--- Work to complete ---
Using the data beneath, show every line that includes the word "name".

[start of Records to use]

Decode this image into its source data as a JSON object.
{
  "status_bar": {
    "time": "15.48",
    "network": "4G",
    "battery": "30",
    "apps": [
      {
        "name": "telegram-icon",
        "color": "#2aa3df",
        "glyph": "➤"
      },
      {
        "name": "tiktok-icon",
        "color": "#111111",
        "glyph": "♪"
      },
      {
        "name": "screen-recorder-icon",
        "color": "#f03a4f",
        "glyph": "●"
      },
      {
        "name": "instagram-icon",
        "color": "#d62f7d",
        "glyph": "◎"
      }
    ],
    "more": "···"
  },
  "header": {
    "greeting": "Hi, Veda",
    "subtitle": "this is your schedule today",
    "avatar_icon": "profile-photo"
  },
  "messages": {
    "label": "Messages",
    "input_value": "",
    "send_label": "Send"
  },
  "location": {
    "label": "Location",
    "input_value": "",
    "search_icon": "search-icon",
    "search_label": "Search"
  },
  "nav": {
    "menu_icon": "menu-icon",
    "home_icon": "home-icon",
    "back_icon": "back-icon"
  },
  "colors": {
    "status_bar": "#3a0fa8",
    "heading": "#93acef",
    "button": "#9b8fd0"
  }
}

[end of Records to use]
[start of Records to use]

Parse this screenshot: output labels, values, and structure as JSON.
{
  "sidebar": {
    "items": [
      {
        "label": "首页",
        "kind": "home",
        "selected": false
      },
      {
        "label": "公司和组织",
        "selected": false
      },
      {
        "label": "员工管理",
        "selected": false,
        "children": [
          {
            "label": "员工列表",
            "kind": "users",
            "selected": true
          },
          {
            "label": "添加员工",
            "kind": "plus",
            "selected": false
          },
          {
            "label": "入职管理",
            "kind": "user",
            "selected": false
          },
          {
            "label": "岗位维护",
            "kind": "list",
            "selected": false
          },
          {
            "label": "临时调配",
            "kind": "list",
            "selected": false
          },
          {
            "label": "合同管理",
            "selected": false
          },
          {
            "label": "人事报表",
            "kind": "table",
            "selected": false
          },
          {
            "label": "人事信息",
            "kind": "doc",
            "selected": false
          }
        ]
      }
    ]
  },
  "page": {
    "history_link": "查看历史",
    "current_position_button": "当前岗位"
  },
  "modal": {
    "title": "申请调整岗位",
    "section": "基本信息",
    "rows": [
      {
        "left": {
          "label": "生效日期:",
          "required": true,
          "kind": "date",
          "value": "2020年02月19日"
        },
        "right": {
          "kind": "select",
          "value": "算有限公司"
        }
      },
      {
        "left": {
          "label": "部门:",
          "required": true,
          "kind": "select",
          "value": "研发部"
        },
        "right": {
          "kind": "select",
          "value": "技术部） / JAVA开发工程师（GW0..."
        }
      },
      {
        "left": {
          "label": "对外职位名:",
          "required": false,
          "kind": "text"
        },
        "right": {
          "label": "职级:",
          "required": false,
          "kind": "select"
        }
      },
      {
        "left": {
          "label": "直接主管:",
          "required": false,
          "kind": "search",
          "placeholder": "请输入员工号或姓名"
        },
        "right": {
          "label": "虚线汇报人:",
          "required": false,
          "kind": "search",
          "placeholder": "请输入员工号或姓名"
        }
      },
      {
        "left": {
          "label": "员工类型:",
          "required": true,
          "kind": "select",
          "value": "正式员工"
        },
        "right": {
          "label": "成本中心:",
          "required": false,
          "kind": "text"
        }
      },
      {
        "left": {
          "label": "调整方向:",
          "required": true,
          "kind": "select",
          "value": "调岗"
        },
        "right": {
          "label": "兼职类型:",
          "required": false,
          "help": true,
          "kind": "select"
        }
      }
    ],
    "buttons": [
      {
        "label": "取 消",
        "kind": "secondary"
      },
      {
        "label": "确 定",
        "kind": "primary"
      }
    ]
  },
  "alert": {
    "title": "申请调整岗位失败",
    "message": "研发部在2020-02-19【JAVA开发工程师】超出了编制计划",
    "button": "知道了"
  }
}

[end of Records to use]

--- The response ---
        "name": "telegram-icon",
        "name": "tiktok-icon",
        "name": "screen-recorder-icon",
        "name": "instagram-icon",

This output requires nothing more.